### Direction
Transcribe all the entries word for word, omitting any pictures they contain.

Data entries
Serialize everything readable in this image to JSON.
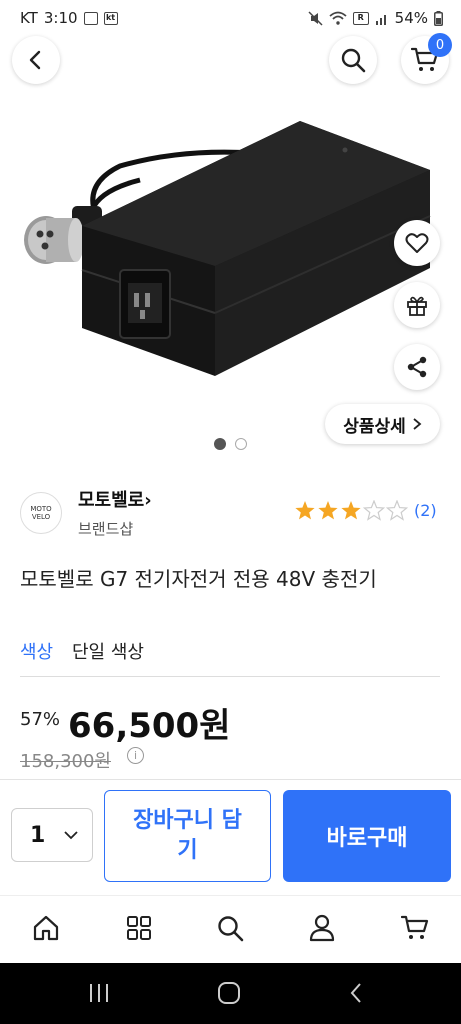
{
  "status_bar": {
    "carrier": "KT",
    "time": "3:10",
    "battery": "54%"
  },
  "header": {
    "cart_count": "0"
  },
  "image": {
    "carousel_total": 2,
    "carousel_active": 1,
    "detail_label": "상품상세"
  },
  "brand": {
    "logo_text": "MOTO VELO",
    "name": "모토벨로",
    "sub": "브랜드샵"
  },
  "rating": {
    "stars": 3,
    "max": 5,
    "count": "(2)"
  },
  "product": {
    "title": "모토벨로 G7 전기자전거 전용 48V 충전기",
    "option_label": "색상",
    "option_value": "단일 색상"
  },
  "price": {
    "discount": "57%",
    "sale": "66,500원",
    "original": "158,300원"
  },
  "purchase": {
    "quantity": "1",
    "cart_label": "장바구니 담기",
    "buy_label": "바로구매"
  },
  "colors": {
    "accent": "#2f72f8",
    "star": "#f5a623"
  },
  "nav": [
    "home-icon",
    "category-icon",
    "search-icon",
    "my-page-icon",
    "cart-icon"
  ]
}
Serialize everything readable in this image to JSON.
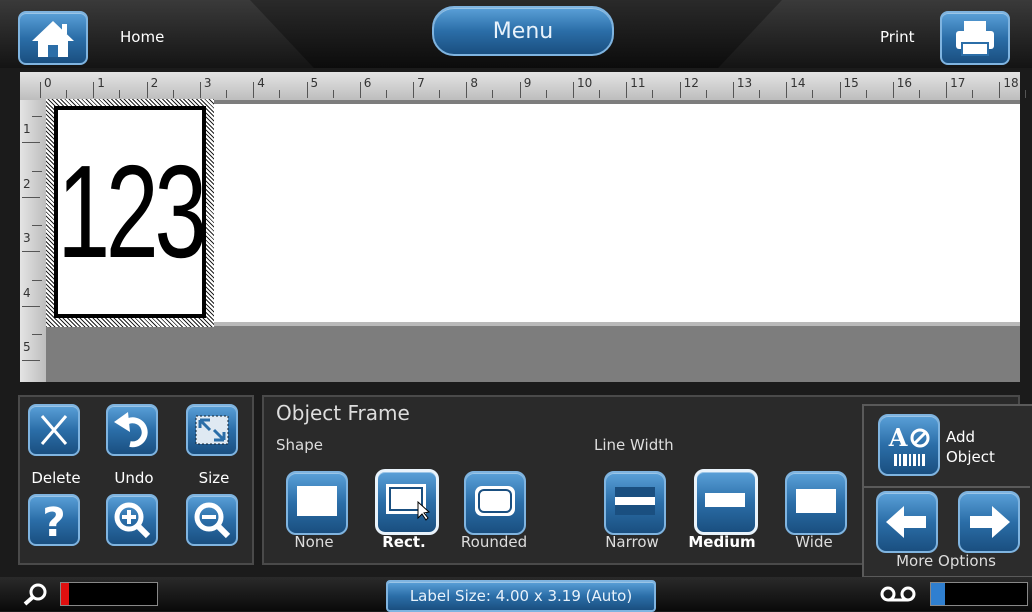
{
  "header": {
    "home_label": "Home",
    "menu_label": "Menu",
    "print_label": "Print"
  },
  "ruler": {
    "horizontal": [
      "0",
      "1",
      "2",
      "3",
      "4",
      "5",
      "6",
      "7",
      "8",
      "9",
      "10",
      "11",
      "12",
      "13",
      "14",
      "15",
      "16",
      "17",
      "18"
    ],
    "vertical": [
      "1",
      "2",
      "3",
      "4",
      "5"
    ]
  },
  "canvas": {
    "object_text": "123"
  },
  "actions": {
    "delete": "Delete",
    "undo": "Undo",
    "size": "Size"
  },
  "object_frame": {
    "title": "Object Frame",
    "shape_label": "Shape",
    "line_width_label": "Line Width",
    "shapes": [
      "None",
      "Rect.",
      "Rounded"
    ],
    "selected_shape": "Rect.",
    "widths": [
      "Narrow",
      "Medium",
      "Wide"
    ],
    "selected_width": "Medium"
  },
  "side": {
    "add_object": "Add Object",
    "more_options": "More Options"
  },
  "status": {
    "label_size": "Label Size: 4.00 x 3.19 (Auto)"
  },
  "colors": {
    "accent": "#2b6ea8",
    "meter_red": "#e01010",
    "meter_blue": "#2f7fd0"
  }
}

### Response to the task
Serialize everything readable in this image to JSON.
{
  "status_bar": {
    "carrier": "KT",
    "time": "3:10",
    "battery": "54%"
  },
  "header": {
    "cart_count": "0"
  },
  "image": {
    "carousel_total": 2,
    "carousel_active": 1,
    "detail_label": "상품상세"
  },
  "brand": {
    "logo_text": "MOTO VELO",
    "name": "모토벨로",
    "sub": "브랜드샵"
  },
  "rating": {
    "stars": 3,
    "max": 5,
    "count": "(2)"
  },
  "product": {
    "title": "모토벨로 G7 전기자전거 전용 48V 충전기",
    "option_label": "색상",
    "option_value": "단일 색상"
  },
  "price": {
    "discount": "57%",
    "sale": "66,500원",
    "original": "158,300원"
  },
  "purchase": {
    "quantity": "1",
    "cart_label": "장바구니 담기",
    "buy_label": "바로구매"
  },
  "colors": {
    "accent": "#2f72f8",
    "star": "#f5a623"
  },
  "nav": [
    "home-icon",
    "category-icon",
    "search-icon",
    "my-page-icon",
    "cart-icon"
  ]
}
Serialize everything readable in this image to JSON.
{
  "header": {
    "home_label": "Home",
    "menu_label": "Menu",
    "print_label": "Print"
  },
  "ruler": {
    "horizontal": [
      "0",
      "1",
      "2",
      "3",
      "4",
      "5",
      "6",
      "7",
      "8",
      "9",
      "10",
      "11",
      "12",
      "13",
      "14",
      "15",
      "16",
      "17",
      "18"
    ],
    "vertical": [
      "1",
      "2",
      "3",
      "4",
      "5"
    ]
  },
  "canvas": {
    "object_text": "123"
  },
  "actions": {
    "delete": "Delete",
    "undo": "Undo",
    "size": "Size"
  },
  "object_frame": {
    "title": "Object Frame",
    "shape_label": "Shape",
    "line_width_label": "Line Width",
    "shapes": [
      "None",
      "Rect.",
      "Rounded"
    ],
    "selected_shape": "Rect.",
    "widths": [
      "Narrow",
      "Medium",
      "Wide"
    ],
    "selected_width": "Medium"
  },
  "side": {
    "add_object": "Add Object",
    "more_options": "More Options"
  },
  "status": {
    "label_size": "Label Size: 4.00 x 3.19 (Auto)"
  },
  "colors": {
    "accent": "#2b6ea8",
    "meter_red": "#e01010",
    "meter_blue": "#2f7fd0"
  }
}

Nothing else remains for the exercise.